- **WHAT YOU SHOULD DO**
Transcribe all of the data exactly. Omit the pictures.

- **TASK INPUTS**
******************************

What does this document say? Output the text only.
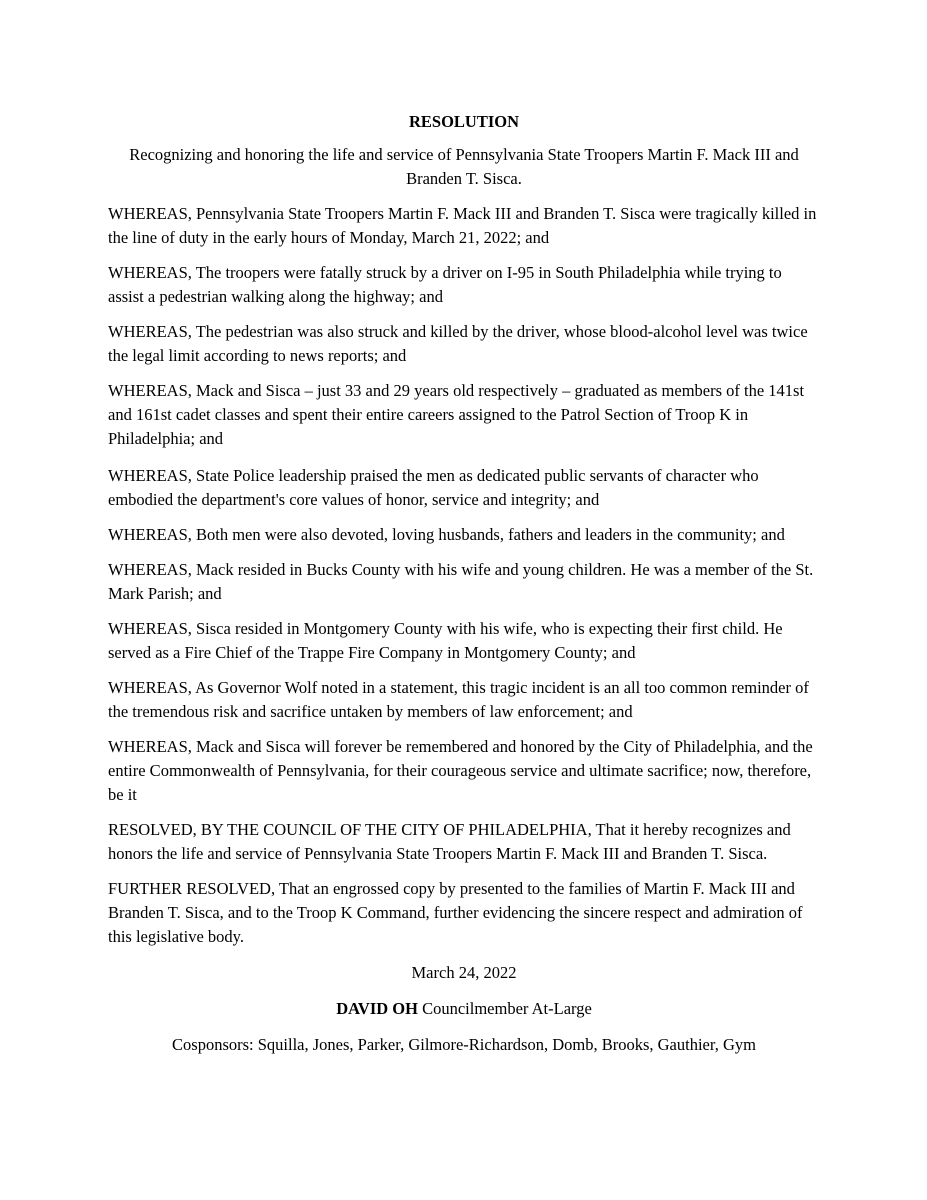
RESOLUTION

Recognizing and honoring the life and service of Pennsylvania State Troopers Martin F. Mack III and Branden T. Sisca.

WHEREAS, Pennsylvania State Troopers Martin F. Mack III and Branden T. Sisca were tragically killed in the line of duty in the early hours of Monday, March 21, 2022; and

WHEREAS, The troopers were fatally struck by a driver on I-95 in South Philadelphia while trying to assist a pedestrian walking along the highway; and

WHEREAS, The pedestrian was also struck and killed by the driver, whose blood-alcohol level was twice the legal limit according to news reports; and

WHEREAS, Mack and Sisca – just 33 and 29 years old respectively – graduated as members of the 141st and 161st cadet classes and spent their entire careers assigned to the Patrol Section of Troop K in Philadelphia; and

WHEREAS, State Police leadership praised the men as dedicated public servants of character who embodied the department's core values of honor, service and integrity; and

WHEREAS, Both men were also devoted, loving husbands, fathers and leaders in the community; and

WHEREAS, Mack resided in Bucks County with his wife and young children. He was a member of the St. Mark Parish; and

WHEREAS, Sisca resided in Montgomery County with his wife, who is expecting their first child. He served as a Fire Chief of the Trappe Fire Company in Montgomery County; and

WHEREAS, As Governor Wolf noted in a statement, this tragic incident is an all too common reminder of the tremendous risk and sacrifice untaken by members of law enforcement; and

WHEREAS, Mack and Sisca will forever be remembered and honored by the City of Philadelphia, and the entire Commonwealth of Pennsylvania, for their courageous service and ultimate sacrifice; now, therefore, be it

RESOLVED, BY THE COUNCIL OF THE CITY OF PHILADELPHIA, That it hereby recognizes and honors the life and service of Pennsylvania State Troopers Martin F. Mack III and Branden T. Sisca.

FURTHER RESOLVED, That an engrossed copy by presented to the families of Martin F. Mack III and Branden T. Sisca, and to the Troop K Command, further evidencing the sincere respect and admiration of this legislative body.

March 24, 2022

DAVID OH Councilmember At-Large

Cosponsors: Squilla, Jones, Parker, Gilmore-Richardson, Domb, Brooks, Gauthier, Gym
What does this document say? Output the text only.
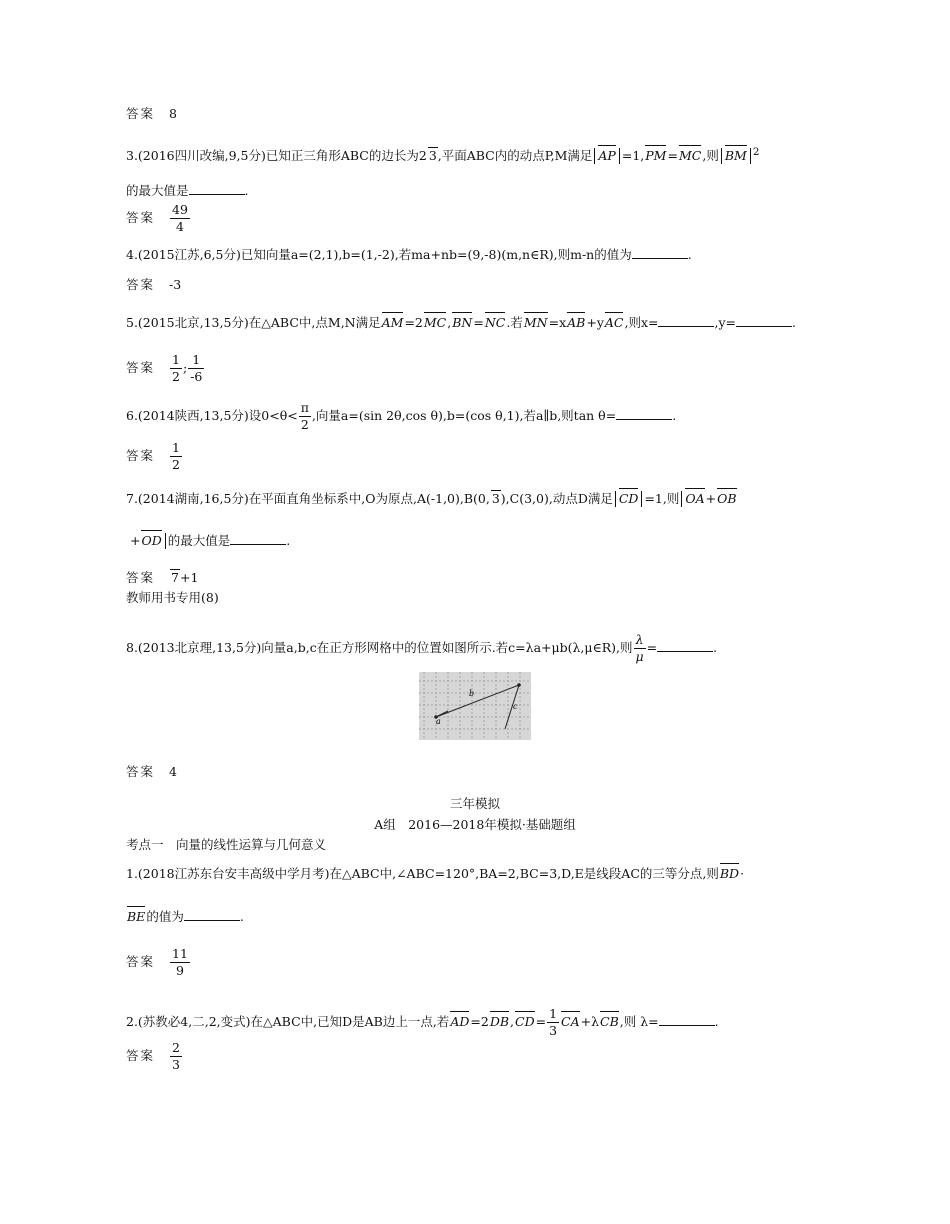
答案 8
3.(2016四川改编,9,5分)已知正三角形ABC的边长为2 3,平面ABC内的动点P,M满足 AP =1,PM=MC,则 BM $^2$
的最大值是	.
答案 $\frac{49}{4}$
4.(2015江苏,6,5分)已知向量a=(2,1),b=(1,-2),若ma+nb=(9,-8)(m,n∈R),则m-n的值为	.
答案 -3
5.(2015北京,13,5分)在△ABC中,点M,N满足AM=2MC,BN=NC.若MN=xAB+yAC,则x=	,y=	.
答案 $\frac{1}{2}$ ; $\frac{1}{-6}$
6.(2014陕西,13,5分)设$0<\theta< \frac{\pi}{2}$ ,向量a=(sin 2θ,cos θ),b=(cos θ,1),若a∥b,则tan θ=	.
答案 $\frac{1}{2}$
7.(2014湖南,16,5分)在平面直角坐标系中,O为原点,A(-1,0),B(0, 3),C(3,0),动点D满足 CD =1,则 OA+OB
+OD 的最大值是	.
答案 7+1
教师用书专用(8)
8.(2013北京理,13,5分)向量a,b,c在正方形网格中的位置如图所示.若c=λa+μb(λ,μ∈R),则 $\frac{\lambda}{\mu}$ =	.
a
b
c
答案 4
三年模拟
A组　2016—2018年模拟·基础题组
考点一　向量的线性运算与几何意义
1.(2018江苏东台安丰高级中学月考)在△ABC中,∠ABC=120°,BA=2,BC=3,D,E是线段AC的三等分点,则BD·
BE的值为	.
答案 $\frac{11}{9}$
2.(苏教必4,二,2,变式)在△ABC中,已知D是AB边上一点,若$AD=2DB,CD= \frac{1}{3} CA+\lambda CB$,则 λ=	.
答案 $\frac{2}{3}$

******************************

- **TASK RESPONSE**
What does this document say? Output the text only.
RESOLUTION

Recognizing and honoring the life and service of Pennsylvania State Troopers Martin F. Mack III and Branden T. Sisca.

WHEREAS, Pennsylvania State Troopers Martin F. Mack III and Branden T. Sisca were tragically killed in the line of duty in the early hours of Monday, March 21, 2022; and

WHEREAS, The troopers were fatally struck by a driver on I-95 in South Philadelphia while trying to assist a pedestrian walking along the highway; and

WHEREAS, The pedestrian was also struck and killed by the driver, whose blood-alcohol level was twice the legal limit according to news reports; and

WHEREAS, Mack and Sisca – just 33 and 29 years old respectively – graduated as members of the 141st and 161st cadet classes and spent their entire careers assigned to the Patrol Section of Troop K in Philadelphia; and

WHEREAS, State Police leadership praised the men as dedicated public servants of character who embodied the department's core values of honor, service and integrity; and

WHEREAS, Both men were also devoted, loving husbands, fathers and leaders in the community; and

WHEREAS, Mack resided in Bucks County with his wife and young children. He was a member of the St. Mark Parish; and

WHEREAS, Sisca resided in Montgomery County with his wife, who is expecting their first child. He served as a Fire Chief of the Trappe Fire Company in Montgomery County; and

WHEREAS, As Governor Wolf noted in a statement, this tragic incident is an all too common reminder of the tremendous risk and sacrifice untaken by members of law enforcement; and

WHEREAS, Mack and Sisca will forever be remembered and honored by the City of Philadelphia, and the entire Commonwealth of Pennsylvania, for their courageous service and ultimate sacrifice; now, therefore, be it

RESOLVED, BY THE COUNCIL OF THE CITY OF PHILADELPHIA, That it hereby recognizes and honors the life and service of Pennsylvania State Troopers Martin F. Mack III and Branden T. Sisca.

FURTHER RESOLVED, That an engrossed copy by presented to the families of Martin F. Mack III and Branden T. Sisca, and to the Troop K Command, further evidencing the sincere respect and admiration of this legislative body.

March 24, 2022

DAVID OH Councilmember At-Large

Cosponsors: Squilla, Jones, Parker, Gilmore-Richardson, Domb, Brooks, Gauthier, Gym
What does this document say? Output the text only.
答案 8
3.(2016四川改编,9,5分)已知正三角形ABC的边长为2 3,平面ABC内的动点P,M满足 AP =1,PM=MC,则 BM $^2$
的最大值是	.
答案 $\frac{49}{4}$
4.(2015江苏,6,5分)已知向量a=(2,1),b=(1,-2),若ma+nb=(9,-8)(m,n∈R),则m-n的值为	.
答案 -3
5.(2015北京,13,5分)在△ABC中,点M,N满足AM=2MC,BN=NC.若MN=xAB+yAC,则x=	,y=	.
答案 $\frac{1}{2}$ ; $\frac{1}{-6}$
6.(2014陕西,13,5分)设$0<\theta< \frac{\pi}{2}$ ,向量a=(sin 2θ,cos θ),b=(cos θ,1),若a∥b,则tan θ=	.
答案 $\frac{1}{2}$
7.(2014湖南,16,5分)在平面直角坐标系中,O为原点,A(-1,0),B(0, 3),C(3,0),动点D满足 CD =1,则 OA+OB
+OD 的最大值是	.
答案 7+1
教师用书专用(8)
8.(2013北京理,13,5分)向量a,b,c在正方形网格中的位置如图所示.若c=λa+μb(λ,μ∈R),则 $\frac{\lambda}{\mu}$ =	.
a
b
c
答案 4
三年模拟
A组　2016—2018年模拟·基础题组
考点一　向量的线性运算与几何意义
1.(2018江苏东台安丰高级中学月考)在△ABC中,∠ABC=120°,BA=2,BC=3,D,E是线段AC的三等分点,则BD·
BE的值为	.
答案 $\frac{11}{9}$
2.(苏教必4,二,2,变式)在△ABC中,已知D是AB边上一点,若$AD=2DB,CD= \frac{1}{3} CA+\lambda CB$,则 λ=	.
答案 $\frac{2}{3}$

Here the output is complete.